▶ **GIVEN PASSAGE**
In most cases, the h.t. and l.t. supplies do not share a common ground. However, the l.t. negative is very often connected to the set's chassis. The switched-mode regulators described in the article are not isolated, so the input to the power converter is connected through to the set's chassis. This is an advantage as it's safer when an grounded power supply is used or the set is powered from a vehicle battery; the set's chassis will then be at earth potential too.

Low Dropout Regulator

Low dropout regulator Normally, positive voltage linear regulators use an n.p.n. transistor as the series-pass element. However, with a p.n.p. transistor, the minimum input-output voltage differential can be as low as the collector-emitter voltage of the series-pass transistor, maybe 200mV or less. A conventional regulator might need 1.5V or more.

Diode D3 aids symmetry by causing a similar voltage drop in the collector circuit of Tr2 as that caused by the base-emitter junction in the collector circuit of Tr1. Notice that the two transistors share a common current source: R4.

The circuit has limitations, particularly due to the use of ordinary silicon diodes as the voltage reference. As the input voltage varies, so the current through the diodes will vary. And that will cause the voltage across the diodes to vary in sympathy. Not by much, but it is noticeable. For example, when testing my prototype, varying the input voltage over the range 1.8V to 2.8V resulted in a change in output voltage of 0.1V.

▶ **DATA ENTRIES**

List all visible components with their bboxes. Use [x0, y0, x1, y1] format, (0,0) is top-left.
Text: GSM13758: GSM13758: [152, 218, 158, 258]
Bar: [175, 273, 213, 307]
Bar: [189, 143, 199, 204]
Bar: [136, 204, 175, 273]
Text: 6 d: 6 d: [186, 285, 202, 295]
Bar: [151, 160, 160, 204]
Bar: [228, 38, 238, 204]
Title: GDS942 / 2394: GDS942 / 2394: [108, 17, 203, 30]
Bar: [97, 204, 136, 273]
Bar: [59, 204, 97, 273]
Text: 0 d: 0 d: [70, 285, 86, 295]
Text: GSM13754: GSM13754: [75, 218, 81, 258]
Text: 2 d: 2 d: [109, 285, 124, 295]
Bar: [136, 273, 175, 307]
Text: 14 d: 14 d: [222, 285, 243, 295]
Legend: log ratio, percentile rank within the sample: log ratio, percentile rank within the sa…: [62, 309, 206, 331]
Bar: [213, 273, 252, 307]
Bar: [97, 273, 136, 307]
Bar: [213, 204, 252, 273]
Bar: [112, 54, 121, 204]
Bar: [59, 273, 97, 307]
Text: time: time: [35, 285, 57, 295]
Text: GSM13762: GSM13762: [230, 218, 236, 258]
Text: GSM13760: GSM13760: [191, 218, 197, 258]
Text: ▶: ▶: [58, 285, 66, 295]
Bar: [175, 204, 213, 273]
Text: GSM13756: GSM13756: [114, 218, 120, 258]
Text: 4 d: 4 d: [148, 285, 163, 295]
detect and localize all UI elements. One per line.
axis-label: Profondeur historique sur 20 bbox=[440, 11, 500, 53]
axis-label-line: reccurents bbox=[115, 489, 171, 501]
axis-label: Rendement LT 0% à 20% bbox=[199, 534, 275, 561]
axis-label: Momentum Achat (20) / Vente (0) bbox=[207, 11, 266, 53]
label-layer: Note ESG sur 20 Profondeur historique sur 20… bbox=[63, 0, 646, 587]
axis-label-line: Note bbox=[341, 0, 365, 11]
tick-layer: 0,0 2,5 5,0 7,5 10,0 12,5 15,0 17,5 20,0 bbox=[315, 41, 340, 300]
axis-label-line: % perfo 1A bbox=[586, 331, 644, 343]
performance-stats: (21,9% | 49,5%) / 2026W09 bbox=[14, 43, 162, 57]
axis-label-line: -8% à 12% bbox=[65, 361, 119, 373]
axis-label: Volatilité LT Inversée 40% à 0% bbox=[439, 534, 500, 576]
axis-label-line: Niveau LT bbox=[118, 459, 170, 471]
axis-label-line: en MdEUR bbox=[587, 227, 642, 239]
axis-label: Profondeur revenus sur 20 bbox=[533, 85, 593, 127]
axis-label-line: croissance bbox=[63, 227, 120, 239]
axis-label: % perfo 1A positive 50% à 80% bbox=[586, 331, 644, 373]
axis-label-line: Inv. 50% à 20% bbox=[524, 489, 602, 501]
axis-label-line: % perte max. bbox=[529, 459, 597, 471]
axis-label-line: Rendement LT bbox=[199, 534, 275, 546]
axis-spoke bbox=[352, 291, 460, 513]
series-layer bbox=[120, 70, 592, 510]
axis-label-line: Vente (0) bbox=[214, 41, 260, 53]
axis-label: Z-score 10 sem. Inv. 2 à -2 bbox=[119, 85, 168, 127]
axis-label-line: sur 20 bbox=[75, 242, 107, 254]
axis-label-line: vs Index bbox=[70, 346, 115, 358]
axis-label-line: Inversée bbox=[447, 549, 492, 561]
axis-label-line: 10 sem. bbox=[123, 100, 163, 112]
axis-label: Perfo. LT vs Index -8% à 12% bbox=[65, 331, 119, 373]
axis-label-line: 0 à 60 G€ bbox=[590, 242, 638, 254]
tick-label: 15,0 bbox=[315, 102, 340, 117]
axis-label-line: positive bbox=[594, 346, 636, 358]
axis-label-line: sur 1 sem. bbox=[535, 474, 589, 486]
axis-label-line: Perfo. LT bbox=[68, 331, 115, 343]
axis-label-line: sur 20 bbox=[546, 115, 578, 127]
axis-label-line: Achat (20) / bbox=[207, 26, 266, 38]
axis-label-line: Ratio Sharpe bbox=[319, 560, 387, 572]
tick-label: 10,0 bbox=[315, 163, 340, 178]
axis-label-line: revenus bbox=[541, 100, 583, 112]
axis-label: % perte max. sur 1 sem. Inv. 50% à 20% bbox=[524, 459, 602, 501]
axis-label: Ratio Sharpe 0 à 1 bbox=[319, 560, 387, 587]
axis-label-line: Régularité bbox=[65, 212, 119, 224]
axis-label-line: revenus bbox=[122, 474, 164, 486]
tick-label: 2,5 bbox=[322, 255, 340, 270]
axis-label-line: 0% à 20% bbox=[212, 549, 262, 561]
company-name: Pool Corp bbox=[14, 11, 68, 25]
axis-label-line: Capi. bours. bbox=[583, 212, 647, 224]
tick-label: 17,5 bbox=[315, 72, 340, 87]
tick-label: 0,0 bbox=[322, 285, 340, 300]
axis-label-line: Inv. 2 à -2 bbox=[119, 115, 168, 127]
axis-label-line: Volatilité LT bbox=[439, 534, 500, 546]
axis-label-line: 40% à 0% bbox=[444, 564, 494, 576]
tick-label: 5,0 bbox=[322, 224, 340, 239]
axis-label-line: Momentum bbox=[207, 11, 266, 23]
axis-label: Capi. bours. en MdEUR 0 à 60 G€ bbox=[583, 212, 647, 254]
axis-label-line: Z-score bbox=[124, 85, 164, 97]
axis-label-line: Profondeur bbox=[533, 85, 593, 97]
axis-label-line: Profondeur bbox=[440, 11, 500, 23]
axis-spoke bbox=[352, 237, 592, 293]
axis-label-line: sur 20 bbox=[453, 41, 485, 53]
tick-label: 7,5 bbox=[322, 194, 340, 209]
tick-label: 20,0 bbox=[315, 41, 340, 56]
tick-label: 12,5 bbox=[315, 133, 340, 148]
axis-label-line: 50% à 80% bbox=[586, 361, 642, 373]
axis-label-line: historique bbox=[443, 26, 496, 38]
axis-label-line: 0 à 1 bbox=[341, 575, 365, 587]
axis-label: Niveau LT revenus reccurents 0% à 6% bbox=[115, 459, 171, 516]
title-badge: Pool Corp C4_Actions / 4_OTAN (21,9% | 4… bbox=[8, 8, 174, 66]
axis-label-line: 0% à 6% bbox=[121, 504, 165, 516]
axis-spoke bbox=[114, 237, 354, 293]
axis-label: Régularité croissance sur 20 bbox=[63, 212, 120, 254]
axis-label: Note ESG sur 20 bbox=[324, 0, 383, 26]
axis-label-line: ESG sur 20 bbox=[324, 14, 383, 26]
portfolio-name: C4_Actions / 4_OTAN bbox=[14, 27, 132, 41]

▶ **PROBLEMS TO WORK ON**
1 – In the regulator passage, what serves as the common current source shared by the two transistors?
2 – Print the part of the regulator passage that opens with the words containing "In most cases, the" and closes with "earth potential too.".

▶ **LIST OF SOLUTIONS**
1 – R4

2 –
In most cases, the h.t. and l.t. supplies do not share a common ground. However, the l.t. negative is very often connected to the set's chassis. The switched-mode regulators described in the article are not isolated, so the input to the power converter is connected through to the set's chassis. This is an advantage as it's safer when an grounded power supply is used or the set is powered from a vehicle battery; the set's chassis will then be at earth potential too.